» What to produce:
Copy every line in which the string "check" occurs.

*** Exercise materials ***

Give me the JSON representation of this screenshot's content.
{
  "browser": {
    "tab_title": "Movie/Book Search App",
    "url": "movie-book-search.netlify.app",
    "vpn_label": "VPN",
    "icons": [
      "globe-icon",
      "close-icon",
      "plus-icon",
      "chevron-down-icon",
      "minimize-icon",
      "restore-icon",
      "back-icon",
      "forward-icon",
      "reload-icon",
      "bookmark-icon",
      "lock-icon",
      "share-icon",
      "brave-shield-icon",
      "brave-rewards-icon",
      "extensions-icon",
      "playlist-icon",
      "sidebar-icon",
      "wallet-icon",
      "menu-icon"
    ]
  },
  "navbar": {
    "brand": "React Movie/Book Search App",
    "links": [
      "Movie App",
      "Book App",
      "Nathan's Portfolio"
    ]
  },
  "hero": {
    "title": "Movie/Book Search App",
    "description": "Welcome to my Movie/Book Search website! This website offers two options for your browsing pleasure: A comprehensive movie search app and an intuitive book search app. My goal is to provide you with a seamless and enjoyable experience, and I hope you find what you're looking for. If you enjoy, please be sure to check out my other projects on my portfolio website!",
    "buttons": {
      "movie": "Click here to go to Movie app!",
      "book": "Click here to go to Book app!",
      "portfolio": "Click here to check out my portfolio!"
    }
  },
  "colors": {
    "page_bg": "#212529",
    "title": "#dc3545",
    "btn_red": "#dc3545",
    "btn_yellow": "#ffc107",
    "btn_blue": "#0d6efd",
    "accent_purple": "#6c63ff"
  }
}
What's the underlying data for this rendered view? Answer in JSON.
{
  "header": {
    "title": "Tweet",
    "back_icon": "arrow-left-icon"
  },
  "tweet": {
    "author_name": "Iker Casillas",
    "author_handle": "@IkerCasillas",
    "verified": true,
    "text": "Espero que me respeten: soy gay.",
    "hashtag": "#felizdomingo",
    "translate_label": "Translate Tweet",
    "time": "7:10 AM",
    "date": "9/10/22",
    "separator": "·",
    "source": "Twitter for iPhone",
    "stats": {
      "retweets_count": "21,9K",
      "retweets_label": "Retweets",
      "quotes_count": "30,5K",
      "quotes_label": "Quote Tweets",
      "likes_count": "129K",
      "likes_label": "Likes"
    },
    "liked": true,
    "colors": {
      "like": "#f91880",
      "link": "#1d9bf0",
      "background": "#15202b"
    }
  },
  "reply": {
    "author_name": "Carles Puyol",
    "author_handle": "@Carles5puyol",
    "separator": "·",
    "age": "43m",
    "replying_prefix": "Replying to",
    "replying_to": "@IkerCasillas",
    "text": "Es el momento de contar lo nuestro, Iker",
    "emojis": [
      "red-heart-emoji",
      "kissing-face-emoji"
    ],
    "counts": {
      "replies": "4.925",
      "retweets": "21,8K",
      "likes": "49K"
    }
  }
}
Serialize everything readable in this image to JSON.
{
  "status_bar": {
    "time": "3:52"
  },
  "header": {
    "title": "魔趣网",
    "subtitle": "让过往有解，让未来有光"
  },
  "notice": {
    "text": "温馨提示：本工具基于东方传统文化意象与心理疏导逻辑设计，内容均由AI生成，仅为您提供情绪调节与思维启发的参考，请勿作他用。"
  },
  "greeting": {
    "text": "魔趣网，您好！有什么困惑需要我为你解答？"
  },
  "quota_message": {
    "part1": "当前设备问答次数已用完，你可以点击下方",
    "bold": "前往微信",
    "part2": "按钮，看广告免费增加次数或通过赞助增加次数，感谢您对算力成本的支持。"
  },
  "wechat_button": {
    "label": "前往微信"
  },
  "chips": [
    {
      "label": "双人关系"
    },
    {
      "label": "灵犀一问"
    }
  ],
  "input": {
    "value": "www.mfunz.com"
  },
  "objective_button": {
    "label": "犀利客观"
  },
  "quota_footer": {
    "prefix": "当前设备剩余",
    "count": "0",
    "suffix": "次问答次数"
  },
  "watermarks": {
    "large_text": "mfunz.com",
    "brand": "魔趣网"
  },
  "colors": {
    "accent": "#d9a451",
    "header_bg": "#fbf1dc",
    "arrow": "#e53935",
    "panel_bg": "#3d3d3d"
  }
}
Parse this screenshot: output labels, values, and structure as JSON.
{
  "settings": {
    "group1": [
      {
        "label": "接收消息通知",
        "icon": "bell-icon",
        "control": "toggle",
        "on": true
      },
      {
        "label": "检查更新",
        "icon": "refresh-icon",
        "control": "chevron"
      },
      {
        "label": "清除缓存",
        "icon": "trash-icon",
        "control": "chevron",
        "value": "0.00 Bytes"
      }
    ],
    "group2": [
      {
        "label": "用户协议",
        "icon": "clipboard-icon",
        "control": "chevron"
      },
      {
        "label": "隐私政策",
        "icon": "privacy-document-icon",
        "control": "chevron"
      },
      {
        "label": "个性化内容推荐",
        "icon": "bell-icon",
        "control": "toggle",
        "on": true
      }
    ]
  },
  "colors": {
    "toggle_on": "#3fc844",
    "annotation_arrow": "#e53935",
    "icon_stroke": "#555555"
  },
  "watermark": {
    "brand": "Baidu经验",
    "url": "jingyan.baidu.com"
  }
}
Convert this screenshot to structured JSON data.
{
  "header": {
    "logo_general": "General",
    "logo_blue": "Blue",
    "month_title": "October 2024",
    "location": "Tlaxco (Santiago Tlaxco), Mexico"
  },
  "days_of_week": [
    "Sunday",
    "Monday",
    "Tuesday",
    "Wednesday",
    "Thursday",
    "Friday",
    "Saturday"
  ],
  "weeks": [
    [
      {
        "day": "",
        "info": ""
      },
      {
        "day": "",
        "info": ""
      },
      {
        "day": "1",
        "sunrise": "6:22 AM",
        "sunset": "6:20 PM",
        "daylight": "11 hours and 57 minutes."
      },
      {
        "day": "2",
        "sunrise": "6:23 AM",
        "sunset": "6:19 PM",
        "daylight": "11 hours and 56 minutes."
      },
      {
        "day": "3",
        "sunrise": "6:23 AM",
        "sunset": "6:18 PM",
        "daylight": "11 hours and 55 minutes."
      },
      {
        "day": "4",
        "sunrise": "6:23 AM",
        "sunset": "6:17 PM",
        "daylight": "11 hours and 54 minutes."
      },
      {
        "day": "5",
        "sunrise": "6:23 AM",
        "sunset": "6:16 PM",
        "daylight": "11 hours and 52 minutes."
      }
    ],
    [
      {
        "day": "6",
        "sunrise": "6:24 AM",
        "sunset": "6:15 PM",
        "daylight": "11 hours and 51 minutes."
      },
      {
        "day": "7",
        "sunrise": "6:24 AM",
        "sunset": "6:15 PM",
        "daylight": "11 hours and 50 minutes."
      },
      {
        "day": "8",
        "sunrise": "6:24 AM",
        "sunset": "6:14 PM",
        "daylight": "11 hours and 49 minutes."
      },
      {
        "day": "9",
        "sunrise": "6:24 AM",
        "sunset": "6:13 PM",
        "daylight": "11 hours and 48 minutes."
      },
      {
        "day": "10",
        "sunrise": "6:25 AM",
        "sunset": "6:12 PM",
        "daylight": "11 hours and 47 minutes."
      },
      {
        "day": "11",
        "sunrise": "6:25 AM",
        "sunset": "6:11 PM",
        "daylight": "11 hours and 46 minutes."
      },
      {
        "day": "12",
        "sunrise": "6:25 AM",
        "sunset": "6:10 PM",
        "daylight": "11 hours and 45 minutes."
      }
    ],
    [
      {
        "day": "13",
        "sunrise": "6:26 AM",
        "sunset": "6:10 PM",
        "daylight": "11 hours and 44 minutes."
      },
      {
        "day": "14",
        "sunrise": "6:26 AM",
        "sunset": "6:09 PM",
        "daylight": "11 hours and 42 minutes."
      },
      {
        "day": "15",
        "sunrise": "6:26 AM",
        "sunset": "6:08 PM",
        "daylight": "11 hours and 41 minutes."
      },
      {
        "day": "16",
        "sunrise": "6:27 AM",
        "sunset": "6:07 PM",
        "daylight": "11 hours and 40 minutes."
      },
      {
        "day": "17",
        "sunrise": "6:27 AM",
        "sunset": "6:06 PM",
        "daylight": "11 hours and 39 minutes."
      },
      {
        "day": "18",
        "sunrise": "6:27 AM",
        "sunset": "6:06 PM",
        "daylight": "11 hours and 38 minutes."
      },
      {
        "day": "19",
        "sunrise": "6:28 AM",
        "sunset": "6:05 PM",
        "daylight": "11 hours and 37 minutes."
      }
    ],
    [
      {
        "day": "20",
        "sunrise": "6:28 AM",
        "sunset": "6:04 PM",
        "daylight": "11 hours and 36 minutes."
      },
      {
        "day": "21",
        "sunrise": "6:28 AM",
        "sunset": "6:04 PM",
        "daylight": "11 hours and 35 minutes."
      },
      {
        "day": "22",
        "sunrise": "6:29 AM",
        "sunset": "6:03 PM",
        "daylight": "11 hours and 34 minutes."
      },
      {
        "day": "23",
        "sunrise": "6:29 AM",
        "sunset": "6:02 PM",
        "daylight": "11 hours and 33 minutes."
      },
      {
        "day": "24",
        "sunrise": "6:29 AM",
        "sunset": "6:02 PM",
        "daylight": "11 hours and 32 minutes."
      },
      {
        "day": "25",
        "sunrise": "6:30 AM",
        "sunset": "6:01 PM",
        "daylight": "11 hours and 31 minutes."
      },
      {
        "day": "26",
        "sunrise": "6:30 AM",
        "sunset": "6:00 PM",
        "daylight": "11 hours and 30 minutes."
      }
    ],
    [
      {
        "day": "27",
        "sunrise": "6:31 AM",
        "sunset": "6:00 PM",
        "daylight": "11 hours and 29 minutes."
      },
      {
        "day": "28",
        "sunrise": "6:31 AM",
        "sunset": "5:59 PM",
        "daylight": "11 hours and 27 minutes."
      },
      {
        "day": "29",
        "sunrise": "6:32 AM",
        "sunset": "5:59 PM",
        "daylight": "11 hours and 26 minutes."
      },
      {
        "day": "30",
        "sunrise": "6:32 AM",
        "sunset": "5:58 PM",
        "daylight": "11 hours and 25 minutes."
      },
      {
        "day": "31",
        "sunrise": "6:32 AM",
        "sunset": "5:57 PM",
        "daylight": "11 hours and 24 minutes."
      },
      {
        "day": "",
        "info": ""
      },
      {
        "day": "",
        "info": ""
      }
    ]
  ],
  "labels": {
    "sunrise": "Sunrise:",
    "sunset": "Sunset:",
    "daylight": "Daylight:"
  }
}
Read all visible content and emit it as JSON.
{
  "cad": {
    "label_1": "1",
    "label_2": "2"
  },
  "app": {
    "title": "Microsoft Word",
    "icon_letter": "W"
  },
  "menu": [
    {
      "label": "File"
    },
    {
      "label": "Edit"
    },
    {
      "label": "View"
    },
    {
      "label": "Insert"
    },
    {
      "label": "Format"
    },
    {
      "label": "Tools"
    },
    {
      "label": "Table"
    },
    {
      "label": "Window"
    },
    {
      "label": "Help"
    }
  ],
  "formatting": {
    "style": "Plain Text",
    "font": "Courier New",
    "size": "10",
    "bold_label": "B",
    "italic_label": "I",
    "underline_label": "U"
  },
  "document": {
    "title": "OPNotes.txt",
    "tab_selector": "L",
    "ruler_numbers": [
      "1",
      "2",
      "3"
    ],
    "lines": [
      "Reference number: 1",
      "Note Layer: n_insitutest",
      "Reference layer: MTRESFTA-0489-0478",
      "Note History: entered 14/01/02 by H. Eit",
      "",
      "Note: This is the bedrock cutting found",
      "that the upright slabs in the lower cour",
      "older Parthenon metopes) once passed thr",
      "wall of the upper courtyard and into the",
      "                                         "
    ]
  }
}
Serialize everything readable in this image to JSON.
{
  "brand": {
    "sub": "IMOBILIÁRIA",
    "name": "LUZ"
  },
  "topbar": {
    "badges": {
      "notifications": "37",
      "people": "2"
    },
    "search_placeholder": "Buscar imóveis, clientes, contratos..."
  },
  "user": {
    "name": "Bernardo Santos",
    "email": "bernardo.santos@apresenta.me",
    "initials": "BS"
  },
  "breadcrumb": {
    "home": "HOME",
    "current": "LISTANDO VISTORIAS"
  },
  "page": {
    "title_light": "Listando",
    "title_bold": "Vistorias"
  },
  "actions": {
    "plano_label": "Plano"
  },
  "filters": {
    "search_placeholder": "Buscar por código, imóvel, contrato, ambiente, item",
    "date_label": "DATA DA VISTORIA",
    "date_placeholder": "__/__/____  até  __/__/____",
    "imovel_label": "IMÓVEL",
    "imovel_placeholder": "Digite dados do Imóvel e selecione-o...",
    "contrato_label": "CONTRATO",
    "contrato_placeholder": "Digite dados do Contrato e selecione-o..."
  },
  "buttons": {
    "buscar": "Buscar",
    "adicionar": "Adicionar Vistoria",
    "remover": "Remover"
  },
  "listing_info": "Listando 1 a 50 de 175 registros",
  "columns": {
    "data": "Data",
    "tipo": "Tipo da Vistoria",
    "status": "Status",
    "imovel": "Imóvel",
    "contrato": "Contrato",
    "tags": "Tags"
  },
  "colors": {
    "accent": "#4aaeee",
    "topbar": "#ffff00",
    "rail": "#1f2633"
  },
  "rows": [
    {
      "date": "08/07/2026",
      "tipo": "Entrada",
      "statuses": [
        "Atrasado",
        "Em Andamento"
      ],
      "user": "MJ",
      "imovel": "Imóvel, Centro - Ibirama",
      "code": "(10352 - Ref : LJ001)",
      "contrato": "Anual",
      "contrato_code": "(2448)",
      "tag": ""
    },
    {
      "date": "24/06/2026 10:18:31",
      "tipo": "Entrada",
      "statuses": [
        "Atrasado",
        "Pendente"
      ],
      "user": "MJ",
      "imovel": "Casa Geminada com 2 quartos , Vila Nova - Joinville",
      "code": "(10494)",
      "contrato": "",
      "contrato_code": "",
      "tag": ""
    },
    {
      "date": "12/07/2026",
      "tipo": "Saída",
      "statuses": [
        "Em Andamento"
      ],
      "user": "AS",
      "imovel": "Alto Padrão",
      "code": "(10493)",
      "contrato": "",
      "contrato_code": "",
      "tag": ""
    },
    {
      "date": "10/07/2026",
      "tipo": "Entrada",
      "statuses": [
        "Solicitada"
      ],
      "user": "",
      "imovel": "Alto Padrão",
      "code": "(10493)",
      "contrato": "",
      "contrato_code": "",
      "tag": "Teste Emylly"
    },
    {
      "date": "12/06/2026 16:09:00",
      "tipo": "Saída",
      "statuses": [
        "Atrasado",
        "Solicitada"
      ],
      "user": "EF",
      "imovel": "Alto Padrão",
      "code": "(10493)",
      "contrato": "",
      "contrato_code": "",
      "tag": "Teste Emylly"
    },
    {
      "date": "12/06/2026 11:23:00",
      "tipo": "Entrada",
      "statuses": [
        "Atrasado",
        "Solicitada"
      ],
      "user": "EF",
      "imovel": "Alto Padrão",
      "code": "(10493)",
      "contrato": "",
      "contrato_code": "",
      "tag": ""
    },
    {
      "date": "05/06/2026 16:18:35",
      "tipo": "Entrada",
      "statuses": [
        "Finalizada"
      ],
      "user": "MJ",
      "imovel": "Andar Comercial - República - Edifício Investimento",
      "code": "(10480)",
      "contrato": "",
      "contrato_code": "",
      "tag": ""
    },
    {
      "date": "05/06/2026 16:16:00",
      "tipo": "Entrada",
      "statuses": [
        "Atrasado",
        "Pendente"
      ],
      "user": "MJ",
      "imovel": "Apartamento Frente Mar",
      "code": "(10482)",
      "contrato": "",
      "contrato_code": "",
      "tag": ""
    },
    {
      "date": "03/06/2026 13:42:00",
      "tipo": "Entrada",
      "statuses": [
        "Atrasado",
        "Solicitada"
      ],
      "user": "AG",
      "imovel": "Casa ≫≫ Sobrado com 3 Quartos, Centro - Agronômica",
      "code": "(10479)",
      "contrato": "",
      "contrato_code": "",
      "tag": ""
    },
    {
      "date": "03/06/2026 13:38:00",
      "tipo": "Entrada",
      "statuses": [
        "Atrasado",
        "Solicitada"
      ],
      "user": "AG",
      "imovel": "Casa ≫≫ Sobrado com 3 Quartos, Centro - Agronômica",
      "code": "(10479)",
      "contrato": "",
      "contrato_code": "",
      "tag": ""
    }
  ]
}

***

» Answer to this exercise:
    "description": "Welcome to my Movie/Book Search website! This website offers two options for your browsing pleasure: A comprehensive movie search app and an intuitive book search app. My goal is to provide you with a seamless and enjoyable experience, and I hope you find what you're looking for. If you enjoy, please be sure to check out my other projects on my portfolio website!",
      "portfolio": "Click here to check out my portfolio!"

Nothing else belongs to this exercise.